- _INSTRUCTIONS TO FOLLOW_
Reproduce the whole listing, character for character.

##### STORED RECORDS #####

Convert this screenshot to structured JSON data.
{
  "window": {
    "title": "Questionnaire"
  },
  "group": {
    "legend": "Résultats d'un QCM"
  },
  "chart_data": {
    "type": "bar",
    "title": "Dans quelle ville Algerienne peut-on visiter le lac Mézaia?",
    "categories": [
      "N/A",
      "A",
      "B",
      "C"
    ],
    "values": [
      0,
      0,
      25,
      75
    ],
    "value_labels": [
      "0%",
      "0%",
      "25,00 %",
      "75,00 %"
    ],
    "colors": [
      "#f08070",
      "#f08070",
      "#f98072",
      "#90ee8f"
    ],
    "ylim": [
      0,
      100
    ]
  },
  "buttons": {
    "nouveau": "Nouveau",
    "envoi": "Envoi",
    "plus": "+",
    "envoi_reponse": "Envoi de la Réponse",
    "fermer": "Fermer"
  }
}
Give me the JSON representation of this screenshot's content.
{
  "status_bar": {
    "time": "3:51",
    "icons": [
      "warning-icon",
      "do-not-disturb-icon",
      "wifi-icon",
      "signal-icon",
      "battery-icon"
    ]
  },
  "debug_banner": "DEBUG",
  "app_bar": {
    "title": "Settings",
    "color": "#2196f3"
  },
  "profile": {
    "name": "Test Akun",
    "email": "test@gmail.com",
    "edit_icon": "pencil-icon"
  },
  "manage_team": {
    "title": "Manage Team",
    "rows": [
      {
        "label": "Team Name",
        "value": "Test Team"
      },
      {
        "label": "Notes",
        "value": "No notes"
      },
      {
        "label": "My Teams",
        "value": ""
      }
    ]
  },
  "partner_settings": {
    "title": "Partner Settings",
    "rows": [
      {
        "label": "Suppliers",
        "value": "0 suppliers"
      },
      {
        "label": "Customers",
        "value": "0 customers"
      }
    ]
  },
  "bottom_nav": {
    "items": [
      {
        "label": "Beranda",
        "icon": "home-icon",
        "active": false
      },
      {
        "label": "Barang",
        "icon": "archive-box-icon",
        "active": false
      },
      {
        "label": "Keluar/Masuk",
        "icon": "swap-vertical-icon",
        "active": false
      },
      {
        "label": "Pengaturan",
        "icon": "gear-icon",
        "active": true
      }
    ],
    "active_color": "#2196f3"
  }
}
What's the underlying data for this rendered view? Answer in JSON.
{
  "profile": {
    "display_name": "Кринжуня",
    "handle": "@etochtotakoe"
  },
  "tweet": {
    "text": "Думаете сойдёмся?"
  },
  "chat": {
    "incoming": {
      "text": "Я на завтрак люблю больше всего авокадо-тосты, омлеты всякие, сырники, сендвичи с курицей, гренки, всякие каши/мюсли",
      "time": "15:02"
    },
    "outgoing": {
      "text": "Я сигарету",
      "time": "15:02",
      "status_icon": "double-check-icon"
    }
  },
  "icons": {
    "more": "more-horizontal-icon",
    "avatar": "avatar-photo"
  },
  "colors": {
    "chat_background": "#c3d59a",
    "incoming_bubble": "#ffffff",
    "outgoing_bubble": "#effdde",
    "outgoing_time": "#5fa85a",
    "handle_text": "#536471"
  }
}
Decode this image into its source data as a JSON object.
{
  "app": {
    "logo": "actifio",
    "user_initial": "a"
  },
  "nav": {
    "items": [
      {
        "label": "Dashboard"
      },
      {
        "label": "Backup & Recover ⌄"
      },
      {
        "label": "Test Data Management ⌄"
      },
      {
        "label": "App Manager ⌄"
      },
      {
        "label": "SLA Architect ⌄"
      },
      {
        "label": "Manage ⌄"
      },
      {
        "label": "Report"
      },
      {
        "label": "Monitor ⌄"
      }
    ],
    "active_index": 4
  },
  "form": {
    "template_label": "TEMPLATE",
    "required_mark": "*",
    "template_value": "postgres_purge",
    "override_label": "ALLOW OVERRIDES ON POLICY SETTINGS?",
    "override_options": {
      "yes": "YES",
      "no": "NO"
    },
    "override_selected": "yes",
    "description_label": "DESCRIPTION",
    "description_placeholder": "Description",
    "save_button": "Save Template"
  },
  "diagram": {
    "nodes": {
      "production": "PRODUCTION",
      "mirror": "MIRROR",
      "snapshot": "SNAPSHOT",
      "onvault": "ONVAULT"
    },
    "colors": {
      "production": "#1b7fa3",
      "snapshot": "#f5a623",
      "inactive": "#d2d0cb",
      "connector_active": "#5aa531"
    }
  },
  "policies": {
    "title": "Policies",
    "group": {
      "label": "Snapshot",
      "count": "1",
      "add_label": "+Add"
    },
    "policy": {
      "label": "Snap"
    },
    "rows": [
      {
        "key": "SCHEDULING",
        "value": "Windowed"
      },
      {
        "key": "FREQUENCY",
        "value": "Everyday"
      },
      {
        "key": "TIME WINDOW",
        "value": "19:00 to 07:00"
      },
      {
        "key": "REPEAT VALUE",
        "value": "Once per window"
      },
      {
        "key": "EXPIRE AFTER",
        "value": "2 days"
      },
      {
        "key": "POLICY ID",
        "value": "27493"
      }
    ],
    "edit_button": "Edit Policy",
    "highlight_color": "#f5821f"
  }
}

#####

- _EXERCISE RESULT_
Convert this screenshot to structured JSON data.
{
  "window": {
    "title": "Questionnaire"
  },
  "group": {
    "legend": "Résultats d'un QCM"
  },
  "chart_data": {
    "type": "bar",
    "title": "Dans quelle ville Algerienne peut-on visiter le lac Mézaia?",
    "categories": [
      "N/A",
      "A",
      "B",
      "C"
    ],
    "values": [
      0,
      0,
      25,
      75
    ],
    "value_labels": [
      "0%",
      "0%",
      "25,00 %",
      "75,00 %"
    ],
    "colors": [
      "#f08070",
      "#f08070",
      "#f98072",
      "#90ee8f"
    ],
    "ylim": [
      0,
      100
    ]
  },
  "buttons": {
    "nouveau": "Nouveau",
    "envoi": "Envoi",
    "plus": "+",
    "envoi_reponse": "Envoi de la Réponse",
    "fermer": "Fermer"
  }
}
Give me the JSON representation of this screenshot's content.
{
  "status_bar": {
    "time": "3:51",
    "icons": [
      "warning-icon",
      "do-not-disturb-icon",
      "wifi-icon",
      "signal-icon",
      "battery-icon"
    ]
  },
  "debug_banner": "DEBUG",
  "app_bar": {
    "title": "Settings",
    "color": "#2196f3"
  },
  "profile": {
    "name": "Test Akun",
    "email": "test@gmail.com",
    "edit_icon": "pencil-icon"
  },
  "manage_team": {
    "title": "Manage Team",
    "rows": [
      {
        "label": "Team Name",
        "value": "Test Team"
      },
      {
        "label": "Notes",
        "value": "No notes"
      },
      {
        "label": "My Teams",
        "value": ""
      }
    ]
  },
  "partner_settings": {
    "title": "Partner Settings",
    "rows": [
      {
        "label": "Suppliers",
        "value": "0 suppliers"
      },
      {
        "label": "Customers",
        "value": "0 customers"
      }
    ]
  },
  "bottom_nav": {
    "items": [
      {
        "label": "Beranda",
        "icon": "home-icon",
        "active": false
      },
      {
        "label": "Barang",
        "icon": "archive-box-icon",
        "active": false
      },
      {
        "label": "Keluar/Masuk",
        "icon": "swap-vertical-icon",
        "active": false
      },
      {
        "label": "Pengaturan",
        "icon": "gear-icon",
        "active": true
      }
    ],
    "active_color": "#2196f3"
  }
}
What's the underlying data for this rendered view? Answer in JSON.
{
  "profile": {
    "display_name": "Кринжуня",
    "handle": "@etochtotakoe"
  },
  "tweet": {
    "text": "Думаете сойдёмся?"
  },
  "chat": {
    "incoming": {
      "text": "Я на завтрак люблю больше всего авокадо-тосты, омлеты всякие, сырники, сендвичи с курицей, гренки, всякие каши/мюсли",
      "time": "15:02"
    },
    "outgoing": {
      "text": "Я сигарету",
      "time": "15:02",
      "status_icon": "double-check-icon"
    }
  },
  "icons": {
    "more": "more-horizontal-icon",
    "avatar": "avatar-photo"
  },
  "colors": {
    "chat_background": "#c3d59a",
    "incoming_bubble": "#ffffff",
    "outgoing_bubble": "#effdde",
    "outgoing_time": "#5fa85a",
    "handle_text": "#536471"
  }
}
Decode this image into its source data as a JSON object.
{
  "app": {
    "logo": "actifio",
    "user_initial": "a"
  },
  "nav": {
    "items": [
      {
        "label": "Dashboard"
      },
      {
        "label": "Backup & Recover ⌄"
      },
      {
        "label": "Test Data Management ⌄"
      },
      {
        "label": "App Manager ⌄"
      },
      {
        "label": "SLA Architect ⌄"
      },
      {
        "label": "Manage ⌄"
      },
      {
        "label": "Report"
      },
      {
        "label": "Monitor ⌄"
      }
    ],
    "active_index": 4
  },
  "form": {
    "template_label": "TEMPLATE",
    "required_mark": "*",
    "template_value": "postgres_purge",
    "override_label": "ALLOW OVERRIDES ON POLICY SETTINGS?",
    "override_options": {
      "yes": "YES",
      "no": "NO"
    },
    "override_selected": "yes",
    "description_label": "DESCRIPTION",
    "description_placeholder": "Description",
    "save_button": "Save Template"
  },
  "diagram": {
    "nodes": {
      "production": "PRODUCTION",
      "mirror": "MIRROR",
      "snapshot": "SNAPSHOT",
      "onvault": "ONVAULT"
    },
    "colors": {
      "production": "#1b7fa3",
      "snapshot": "#f5a623",
      "inactive": "#d2d0cb",
      "connector_active": "#5aa531"
    }
  },
  "policies": {
    "title": "Policies",
    "group": {
      "label": "Snapshot",
      "count": "1",
      "add_label": "+Add"
    },
    "policy": {
      "label": "Snap"
    },
    "rows": [
      {
        "key": "SCHEDULING",
        "value": "Windowed"
      },
      {
        "key": "FREQUENCY",
        "value": "Everyday"
      },
      {
        "key": "TIME WINDOW",
        "value": "19:00 to 07:00"
      },
      {
        "key": "REPEAT VALUE",
        "value": "Once per window"
      },
      {
        "key": "EXPIRE AFTER",
        "value": "2 days"
      },
      {
        "key": "POLICY ID",
        "value": "27493"
      }
    ],
    "edit_button": "Edit Policy",
    "highlight_color": "#f5821f"
  }
}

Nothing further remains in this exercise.